**Your objective**. Look through the data and write out every line with the word "Arbeitnehmende" in it.

— START —

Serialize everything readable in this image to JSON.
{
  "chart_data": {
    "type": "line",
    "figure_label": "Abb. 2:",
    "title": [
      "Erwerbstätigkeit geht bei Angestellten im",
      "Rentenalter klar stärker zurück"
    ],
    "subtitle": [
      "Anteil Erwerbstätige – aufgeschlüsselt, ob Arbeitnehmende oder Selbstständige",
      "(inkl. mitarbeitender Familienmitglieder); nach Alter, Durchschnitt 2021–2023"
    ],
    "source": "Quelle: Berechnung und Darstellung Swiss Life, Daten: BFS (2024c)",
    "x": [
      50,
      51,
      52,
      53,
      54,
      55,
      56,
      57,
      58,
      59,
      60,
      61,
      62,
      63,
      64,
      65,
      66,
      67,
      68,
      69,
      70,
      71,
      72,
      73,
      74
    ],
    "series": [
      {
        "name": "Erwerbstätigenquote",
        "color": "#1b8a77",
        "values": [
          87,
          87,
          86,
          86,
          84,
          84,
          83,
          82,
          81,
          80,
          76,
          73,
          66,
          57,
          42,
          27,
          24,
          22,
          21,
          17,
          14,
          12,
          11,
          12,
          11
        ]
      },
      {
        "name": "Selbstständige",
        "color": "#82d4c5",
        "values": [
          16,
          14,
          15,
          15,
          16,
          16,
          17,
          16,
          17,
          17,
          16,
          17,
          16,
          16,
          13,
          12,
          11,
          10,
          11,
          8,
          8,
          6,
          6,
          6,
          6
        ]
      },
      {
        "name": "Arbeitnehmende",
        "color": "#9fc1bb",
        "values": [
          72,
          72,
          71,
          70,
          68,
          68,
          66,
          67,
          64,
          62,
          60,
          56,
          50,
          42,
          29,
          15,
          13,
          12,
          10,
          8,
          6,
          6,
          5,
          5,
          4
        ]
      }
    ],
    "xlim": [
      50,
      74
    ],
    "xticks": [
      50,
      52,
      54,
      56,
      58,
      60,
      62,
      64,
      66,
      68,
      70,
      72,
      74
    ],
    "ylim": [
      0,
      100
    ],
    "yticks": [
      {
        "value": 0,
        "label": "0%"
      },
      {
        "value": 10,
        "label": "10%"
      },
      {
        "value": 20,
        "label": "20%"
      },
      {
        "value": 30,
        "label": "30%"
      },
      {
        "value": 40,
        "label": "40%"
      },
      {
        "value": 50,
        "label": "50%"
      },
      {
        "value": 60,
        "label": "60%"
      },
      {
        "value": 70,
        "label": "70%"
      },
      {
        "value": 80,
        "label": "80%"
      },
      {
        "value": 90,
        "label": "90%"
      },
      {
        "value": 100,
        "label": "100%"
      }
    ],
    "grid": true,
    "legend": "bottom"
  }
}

— END —

**Result for this task**.
      "Anteil Erwerbstätige – aufgeschlüsselt, ob Arbeitnehmende oder Selbstständige",
        "name": "Arbeitnehmende",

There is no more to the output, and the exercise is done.